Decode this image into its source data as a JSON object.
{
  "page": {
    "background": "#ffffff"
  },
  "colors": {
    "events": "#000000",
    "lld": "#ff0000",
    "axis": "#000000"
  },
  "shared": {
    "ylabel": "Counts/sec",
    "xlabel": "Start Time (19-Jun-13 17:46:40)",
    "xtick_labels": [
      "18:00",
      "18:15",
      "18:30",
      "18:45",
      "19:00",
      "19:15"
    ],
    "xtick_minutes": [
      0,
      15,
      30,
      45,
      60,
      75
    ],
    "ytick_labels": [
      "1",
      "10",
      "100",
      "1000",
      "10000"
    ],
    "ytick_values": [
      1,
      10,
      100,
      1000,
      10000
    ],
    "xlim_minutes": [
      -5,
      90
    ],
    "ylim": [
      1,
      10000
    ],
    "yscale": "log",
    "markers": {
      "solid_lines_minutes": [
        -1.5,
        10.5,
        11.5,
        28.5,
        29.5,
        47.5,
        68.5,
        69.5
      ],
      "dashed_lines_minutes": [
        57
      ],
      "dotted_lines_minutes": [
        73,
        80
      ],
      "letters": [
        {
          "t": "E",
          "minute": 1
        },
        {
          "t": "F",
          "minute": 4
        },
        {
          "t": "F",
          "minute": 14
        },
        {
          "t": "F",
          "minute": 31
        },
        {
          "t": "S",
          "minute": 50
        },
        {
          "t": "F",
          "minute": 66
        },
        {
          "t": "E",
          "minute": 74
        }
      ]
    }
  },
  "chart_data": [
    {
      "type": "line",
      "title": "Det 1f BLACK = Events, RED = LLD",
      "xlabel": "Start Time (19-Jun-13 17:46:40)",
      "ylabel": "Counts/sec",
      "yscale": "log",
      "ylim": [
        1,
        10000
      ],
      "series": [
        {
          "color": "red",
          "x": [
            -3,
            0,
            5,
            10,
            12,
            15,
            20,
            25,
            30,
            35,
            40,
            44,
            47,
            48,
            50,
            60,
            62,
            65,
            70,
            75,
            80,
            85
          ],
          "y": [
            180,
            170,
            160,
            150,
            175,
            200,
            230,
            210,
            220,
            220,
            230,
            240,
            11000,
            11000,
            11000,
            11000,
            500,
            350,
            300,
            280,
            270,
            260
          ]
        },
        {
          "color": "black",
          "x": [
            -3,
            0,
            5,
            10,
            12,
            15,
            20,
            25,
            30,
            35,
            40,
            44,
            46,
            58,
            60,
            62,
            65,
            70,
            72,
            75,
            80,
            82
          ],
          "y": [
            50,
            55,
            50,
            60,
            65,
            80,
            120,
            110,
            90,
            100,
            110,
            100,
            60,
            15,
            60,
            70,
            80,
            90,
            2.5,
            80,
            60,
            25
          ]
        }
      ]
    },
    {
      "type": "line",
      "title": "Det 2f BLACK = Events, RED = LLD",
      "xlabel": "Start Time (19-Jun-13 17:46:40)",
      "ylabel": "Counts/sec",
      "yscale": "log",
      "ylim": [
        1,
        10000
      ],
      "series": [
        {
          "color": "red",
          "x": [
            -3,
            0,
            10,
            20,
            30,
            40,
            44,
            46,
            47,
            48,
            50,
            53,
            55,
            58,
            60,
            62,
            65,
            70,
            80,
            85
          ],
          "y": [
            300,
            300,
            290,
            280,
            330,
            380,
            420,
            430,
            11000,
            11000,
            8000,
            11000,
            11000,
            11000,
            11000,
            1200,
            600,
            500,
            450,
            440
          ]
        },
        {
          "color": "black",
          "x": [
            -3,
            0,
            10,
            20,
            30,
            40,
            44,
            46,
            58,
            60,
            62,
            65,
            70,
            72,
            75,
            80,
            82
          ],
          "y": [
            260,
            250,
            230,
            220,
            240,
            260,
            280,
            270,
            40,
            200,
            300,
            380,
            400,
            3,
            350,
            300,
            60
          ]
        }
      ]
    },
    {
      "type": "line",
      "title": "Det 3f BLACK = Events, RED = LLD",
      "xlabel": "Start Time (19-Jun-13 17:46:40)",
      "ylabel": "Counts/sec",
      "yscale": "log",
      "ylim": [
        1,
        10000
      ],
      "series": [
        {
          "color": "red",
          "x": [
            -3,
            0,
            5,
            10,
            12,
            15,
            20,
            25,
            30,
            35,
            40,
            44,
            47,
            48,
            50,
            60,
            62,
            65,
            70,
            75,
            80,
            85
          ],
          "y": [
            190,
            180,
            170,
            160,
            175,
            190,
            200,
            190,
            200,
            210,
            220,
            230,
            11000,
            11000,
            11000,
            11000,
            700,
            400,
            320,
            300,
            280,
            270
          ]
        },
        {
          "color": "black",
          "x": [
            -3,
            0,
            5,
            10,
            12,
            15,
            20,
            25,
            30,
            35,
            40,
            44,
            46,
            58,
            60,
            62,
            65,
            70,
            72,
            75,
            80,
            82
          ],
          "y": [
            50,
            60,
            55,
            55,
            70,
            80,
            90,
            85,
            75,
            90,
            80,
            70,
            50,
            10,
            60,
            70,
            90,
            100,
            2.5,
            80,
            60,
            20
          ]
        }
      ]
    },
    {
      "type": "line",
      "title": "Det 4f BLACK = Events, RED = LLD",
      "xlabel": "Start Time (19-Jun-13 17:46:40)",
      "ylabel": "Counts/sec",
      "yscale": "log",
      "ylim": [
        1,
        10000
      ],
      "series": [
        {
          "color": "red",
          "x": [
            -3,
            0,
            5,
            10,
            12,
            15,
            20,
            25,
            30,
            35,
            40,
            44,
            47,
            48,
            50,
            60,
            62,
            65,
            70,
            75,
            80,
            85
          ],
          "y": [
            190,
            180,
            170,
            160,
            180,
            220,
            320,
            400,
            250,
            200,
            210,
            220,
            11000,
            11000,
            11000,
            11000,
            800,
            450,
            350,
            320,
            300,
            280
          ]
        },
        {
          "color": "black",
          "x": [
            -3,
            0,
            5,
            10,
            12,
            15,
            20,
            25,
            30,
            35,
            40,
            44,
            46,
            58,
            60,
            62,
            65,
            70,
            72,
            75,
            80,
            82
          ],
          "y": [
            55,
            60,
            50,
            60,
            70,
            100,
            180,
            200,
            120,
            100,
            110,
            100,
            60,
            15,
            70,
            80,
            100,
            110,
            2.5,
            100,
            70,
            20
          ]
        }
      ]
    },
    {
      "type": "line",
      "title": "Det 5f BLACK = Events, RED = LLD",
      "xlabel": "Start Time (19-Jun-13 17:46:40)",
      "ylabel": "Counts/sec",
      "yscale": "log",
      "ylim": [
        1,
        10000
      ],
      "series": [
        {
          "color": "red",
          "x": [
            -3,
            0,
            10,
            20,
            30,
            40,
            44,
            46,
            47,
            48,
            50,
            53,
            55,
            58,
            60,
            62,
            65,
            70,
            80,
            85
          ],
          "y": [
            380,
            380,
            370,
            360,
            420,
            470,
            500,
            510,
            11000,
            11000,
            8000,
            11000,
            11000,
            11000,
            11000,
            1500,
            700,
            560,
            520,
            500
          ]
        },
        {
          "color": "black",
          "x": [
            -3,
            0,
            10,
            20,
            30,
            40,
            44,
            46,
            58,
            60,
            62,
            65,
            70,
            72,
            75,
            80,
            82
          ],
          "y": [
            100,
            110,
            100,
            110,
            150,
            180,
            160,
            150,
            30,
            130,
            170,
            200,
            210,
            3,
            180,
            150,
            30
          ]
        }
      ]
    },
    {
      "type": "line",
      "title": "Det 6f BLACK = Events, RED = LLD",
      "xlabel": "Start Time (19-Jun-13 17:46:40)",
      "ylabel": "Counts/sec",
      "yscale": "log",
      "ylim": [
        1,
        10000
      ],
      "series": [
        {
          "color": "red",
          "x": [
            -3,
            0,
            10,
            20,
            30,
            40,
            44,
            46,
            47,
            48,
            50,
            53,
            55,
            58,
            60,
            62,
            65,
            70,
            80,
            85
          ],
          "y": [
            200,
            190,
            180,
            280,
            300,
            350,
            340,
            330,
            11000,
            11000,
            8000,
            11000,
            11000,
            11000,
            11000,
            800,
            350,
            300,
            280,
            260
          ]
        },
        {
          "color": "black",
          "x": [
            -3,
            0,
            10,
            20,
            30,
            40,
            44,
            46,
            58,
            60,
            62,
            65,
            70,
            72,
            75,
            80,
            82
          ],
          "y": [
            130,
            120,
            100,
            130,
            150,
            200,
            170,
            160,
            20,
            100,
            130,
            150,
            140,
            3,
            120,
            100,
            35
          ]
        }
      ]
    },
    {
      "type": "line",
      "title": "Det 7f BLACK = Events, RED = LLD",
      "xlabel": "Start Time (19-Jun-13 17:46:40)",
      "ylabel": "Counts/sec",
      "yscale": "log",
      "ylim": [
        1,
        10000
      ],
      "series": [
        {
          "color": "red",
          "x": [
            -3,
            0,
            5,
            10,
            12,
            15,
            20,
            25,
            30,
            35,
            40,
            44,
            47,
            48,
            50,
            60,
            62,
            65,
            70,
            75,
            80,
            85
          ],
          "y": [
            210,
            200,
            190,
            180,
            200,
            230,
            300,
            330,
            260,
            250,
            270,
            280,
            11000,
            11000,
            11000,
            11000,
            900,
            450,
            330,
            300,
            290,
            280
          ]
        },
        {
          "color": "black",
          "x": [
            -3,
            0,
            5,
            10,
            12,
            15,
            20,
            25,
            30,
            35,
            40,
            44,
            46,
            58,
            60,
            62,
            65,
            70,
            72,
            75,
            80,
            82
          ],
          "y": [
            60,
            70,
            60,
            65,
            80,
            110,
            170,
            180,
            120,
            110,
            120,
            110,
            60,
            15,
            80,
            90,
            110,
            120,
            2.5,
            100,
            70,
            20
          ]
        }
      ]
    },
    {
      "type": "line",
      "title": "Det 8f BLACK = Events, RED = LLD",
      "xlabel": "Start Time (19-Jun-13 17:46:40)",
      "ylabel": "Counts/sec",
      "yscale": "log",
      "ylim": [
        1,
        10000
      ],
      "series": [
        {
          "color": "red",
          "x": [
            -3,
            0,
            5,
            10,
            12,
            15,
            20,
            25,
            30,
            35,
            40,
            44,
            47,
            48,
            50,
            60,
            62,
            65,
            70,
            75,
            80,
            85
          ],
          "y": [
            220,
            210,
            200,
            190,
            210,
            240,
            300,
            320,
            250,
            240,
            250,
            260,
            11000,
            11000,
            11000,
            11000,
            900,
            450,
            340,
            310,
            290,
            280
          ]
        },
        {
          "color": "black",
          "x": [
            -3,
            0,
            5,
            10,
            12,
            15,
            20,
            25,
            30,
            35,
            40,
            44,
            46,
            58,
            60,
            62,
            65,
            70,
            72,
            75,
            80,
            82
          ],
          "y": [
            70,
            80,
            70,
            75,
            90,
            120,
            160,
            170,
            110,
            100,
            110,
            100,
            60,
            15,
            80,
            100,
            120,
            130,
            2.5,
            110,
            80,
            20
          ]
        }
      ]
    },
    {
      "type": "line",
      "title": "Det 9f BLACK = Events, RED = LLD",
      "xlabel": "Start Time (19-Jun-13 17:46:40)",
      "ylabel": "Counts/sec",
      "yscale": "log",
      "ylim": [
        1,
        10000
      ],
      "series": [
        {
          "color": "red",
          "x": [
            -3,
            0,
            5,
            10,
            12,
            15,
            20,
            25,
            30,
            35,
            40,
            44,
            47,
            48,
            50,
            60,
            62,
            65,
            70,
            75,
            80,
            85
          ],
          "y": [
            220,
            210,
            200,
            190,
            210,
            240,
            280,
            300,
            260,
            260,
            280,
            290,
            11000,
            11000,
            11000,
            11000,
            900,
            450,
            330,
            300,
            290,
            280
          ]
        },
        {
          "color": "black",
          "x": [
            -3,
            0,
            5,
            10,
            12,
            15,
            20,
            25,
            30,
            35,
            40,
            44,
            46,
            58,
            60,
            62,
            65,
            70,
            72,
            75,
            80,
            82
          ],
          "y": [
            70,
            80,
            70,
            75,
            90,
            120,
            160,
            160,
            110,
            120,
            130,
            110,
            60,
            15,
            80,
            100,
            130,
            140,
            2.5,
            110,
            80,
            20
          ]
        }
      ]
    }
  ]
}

### DIRECTIONS FOR THIS TASK
Work out the number of lines above that include the string "title" and write only that number.

### COMPLETED TASK
9